start

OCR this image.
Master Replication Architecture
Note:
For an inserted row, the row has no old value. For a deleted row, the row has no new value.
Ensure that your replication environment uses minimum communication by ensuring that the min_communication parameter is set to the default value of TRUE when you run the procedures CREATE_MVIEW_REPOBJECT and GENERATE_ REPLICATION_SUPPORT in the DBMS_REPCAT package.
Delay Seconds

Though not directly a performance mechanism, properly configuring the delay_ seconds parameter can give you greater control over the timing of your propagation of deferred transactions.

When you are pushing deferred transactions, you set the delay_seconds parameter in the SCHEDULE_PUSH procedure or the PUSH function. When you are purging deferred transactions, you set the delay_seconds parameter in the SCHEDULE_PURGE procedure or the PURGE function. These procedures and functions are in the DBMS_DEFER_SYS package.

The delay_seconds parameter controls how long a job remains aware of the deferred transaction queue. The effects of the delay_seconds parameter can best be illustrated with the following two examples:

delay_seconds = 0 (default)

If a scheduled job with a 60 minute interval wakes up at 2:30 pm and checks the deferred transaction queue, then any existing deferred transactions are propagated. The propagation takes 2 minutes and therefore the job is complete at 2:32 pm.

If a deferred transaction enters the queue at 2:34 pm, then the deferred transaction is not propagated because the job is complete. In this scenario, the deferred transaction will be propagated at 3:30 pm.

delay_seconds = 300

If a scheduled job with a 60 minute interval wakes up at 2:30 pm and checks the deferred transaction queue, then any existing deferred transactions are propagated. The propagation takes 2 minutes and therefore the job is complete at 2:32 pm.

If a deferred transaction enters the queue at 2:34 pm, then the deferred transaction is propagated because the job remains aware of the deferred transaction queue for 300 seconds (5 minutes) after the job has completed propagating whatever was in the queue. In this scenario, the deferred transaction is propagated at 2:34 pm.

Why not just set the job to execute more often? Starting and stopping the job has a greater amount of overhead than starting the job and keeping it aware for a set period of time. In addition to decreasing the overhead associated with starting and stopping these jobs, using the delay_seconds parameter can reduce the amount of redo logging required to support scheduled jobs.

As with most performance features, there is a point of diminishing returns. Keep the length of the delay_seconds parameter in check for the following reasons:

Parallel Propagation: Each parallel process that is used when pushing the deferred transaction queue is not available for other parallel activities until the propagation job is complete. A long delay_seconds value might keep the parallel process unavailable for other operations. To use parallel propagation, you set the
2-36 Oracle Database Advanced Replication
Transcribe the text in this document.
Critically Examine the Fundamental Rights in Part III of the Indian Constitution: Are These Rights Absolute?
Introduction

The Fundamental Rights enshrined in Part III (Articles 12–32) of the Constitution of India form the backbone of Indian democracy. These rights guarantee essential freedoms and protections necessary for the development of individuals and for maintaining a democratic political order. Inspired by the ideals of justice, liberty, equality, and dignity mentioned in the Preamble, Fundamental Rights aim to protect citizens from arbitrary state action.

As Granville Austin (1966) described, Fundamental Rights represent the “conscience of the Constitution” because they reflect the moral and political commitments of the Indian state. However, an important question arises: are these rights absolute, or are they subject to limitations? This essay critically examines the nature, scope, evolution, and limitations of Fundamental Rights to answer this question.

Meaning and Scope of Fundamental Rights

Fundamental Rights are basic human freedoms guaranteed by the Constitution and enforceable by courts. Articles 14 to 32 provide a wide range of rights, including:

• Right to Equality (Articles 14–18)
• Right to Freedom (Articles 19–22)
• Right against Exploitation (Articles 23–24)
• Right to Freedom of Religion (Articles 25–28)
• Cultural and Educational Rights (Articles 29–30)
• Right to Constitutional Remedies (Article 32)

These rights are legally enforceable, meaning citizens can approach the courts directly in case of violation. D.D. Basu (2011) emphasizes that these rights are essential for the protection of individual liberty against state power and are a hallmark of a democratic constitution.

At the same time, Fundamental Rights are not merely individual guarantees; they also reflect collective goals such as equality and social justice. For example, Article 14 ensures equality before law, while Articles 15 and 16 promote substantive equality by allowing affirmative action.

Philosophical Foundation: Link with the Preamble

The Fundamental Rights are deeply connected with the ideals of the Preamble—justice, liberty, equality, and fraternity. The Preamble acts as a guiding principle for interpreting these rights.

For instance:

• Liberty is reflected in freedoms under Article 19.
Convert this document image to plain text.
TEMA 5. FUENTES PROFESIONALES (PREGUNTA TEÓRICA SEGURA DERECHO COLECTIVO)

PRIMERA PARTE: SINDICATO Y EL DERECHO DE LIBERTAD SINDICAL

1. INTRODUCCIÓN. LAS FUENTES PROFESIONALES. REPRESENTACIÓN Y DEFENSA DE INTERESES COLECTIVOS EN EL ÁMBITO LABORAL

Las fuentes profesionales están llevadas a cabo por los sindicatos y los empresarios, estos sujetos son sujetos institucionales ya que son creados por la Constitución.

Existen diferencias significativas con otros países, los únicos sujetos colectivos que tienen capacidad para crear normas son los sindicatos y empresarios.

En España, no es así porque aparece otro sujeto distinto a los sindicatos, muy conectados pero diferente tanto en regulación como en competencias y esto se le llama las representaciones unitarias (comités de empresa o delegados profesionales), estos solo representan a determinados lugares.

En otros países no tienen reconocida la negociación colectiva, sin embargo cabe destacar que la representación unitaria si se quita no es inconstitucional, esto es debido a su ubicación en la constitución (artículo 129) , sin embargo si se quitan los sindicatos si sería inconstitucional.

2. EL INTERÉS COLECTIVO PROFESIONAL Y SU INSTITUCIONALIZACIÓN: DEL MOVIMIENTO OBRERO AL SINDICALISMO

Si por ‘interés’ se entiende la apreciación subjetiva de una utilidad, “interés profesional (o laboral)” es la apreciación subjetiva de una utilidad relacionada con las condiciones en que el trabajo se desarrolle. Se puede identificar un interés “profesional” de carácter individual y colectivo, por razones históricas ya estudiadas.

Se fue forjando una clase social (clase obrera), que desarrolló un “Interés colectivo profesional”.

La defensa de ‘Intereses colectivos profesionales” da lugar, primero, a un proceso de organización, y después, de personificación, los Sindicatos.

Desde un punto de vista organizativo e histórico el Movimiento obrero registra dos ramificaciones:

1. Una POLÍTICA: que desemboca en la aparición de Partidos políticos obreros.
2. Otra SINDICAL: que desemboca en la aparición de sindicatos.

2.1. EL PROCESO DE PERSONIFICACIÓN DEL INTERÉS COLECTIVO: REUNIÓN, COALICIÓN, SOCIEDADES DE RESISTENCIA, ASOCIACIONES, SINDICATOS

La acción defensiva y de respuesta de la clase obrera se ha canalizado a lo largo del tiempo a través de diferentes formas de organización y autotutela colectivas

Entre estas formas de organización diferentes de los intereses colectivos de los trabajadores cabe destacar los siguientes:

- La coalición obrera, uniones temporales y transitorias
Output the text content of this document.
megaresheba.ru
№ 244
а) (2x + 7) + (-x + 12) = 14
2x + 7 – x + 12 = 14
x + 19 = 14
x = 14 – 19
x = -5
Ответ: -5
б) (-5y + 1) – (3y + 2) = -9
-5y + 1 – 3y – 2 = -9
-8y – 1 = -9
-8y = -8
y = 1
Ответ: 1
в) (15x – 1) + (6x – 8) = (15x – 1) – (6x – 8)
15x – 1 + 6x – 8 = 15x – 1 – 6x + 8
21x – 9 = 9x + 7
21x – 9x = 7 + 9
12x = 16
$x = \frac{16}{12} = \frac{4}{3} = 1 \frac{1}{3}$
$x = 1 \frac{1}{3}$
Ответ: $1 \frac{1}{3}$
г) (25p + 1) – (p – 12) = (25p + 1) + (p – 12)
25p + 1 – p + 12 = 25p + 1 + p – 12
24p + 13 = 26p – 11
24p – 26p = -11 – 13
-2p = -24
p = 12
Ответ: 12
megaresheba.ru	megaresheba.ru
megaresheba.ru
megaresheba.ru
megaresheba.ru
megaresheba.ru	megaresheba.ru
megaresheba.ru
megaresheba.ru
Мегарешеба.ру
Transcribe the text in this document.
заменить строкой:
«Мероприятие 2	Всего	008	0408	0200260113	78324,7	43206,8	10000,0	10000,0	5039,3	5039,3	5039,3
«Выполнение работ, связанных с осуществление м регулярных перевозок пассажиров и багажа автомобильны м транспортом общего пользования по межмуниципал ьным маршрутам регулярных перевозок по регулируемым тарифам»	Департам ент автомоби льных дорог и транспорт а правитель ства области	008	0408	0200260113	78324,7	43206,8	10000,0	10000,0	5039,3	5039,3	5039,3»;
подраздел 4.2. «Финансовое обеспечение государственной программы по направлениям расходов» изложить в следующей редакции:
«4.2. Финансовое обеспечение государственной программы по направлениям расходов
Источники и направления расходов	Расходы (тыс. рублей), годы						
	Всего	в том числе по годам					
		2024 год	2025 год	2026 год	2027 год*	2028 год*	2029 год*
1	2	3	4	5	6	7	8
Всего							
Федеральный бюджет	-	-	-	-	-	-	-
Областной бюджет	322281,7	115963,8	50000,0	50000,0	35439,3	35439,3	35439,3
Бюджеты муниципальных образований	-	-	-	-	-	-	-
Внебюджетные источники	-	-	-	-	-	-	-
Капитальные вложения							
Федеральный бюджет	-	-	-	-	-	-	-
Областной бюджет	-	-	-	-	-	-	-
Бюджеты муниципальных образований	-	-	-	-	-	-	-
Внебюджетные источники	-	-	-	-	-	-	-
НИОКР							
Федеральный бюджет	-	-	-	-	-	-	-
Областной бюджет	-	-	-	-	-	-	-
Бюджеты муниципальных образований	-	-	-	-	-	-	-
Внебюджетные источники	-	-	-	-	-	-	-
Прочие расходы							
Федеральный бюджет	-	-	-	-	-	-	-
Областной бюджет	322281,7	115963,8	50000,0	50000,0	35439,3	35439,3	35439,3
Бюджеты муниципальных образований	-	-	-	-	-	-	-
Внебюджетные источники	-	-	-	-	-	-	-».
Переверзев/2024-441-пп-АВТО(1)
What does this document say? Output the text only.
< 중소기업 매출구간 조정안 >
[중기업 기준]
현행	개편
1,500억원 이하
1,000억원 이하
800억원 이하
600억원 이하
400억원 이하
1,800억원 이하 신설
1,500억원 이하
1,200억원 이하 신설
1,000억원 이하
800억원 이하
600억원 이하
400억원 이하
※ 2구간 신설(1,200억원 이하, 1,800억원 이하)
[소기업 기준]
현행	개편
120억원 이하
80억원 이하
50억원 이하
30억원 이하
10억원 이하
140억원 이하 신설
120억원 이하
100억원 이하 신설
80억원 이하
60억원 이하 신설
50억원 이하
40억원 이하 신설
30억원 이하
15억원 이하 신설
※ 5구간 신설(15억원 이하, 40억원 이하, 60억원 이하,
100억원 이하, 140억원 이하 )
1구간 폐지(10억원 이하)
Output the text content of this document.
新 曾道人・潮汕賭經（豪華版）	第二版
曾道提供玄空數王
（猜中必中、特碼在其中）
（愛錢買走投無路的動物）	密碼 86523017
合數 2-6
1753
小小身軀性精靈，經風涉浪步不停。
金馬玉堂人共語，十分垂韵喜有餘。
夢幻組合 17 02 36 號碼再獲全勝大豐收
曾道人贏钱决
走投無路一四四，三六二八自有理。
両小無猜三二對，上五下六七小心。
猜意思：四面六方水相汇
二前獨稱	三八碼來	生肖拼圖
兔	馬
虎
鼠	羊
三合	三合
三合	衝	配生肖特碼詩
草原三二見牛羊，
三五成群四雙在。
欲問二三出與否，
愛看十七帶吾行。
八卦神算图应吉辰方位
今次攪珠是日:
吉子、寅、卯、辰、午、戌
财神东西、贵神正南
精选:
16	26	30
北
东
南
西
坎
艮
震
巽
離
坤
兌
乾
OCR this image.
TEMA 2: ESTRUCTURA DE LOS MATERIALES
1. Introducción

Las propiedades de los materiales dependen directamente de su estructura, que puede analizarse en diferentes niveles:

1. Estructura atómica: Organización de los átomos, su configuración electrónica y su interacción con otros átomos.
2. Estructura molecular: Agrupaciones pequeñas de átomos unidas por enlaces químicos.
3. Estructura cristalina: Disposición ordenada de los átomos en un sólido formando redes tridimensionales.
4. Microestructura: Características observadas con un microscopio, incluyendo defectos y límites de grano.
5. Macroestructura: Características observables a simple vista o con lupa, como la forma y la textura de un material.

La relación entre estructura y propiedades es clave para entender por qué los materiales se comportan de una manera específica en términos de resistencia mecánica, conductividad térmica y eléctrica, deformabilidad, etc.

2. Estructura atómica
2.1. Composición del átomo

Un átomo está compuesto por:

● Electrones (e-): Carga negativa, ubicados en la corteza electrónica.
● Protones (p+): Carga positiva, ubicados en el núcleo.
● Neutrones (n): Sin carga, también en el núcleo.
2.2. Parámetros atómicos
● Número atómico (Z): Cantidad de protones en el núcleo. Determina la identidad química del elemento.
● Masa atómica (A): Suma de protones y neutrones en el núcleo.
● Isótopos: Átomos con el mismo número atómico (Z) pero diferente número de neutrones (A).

end

# INSTRUCTION
Of the lines in the data above, how many contain the word "clase"? Give only that figure.

# REPLY TO THE TASK
2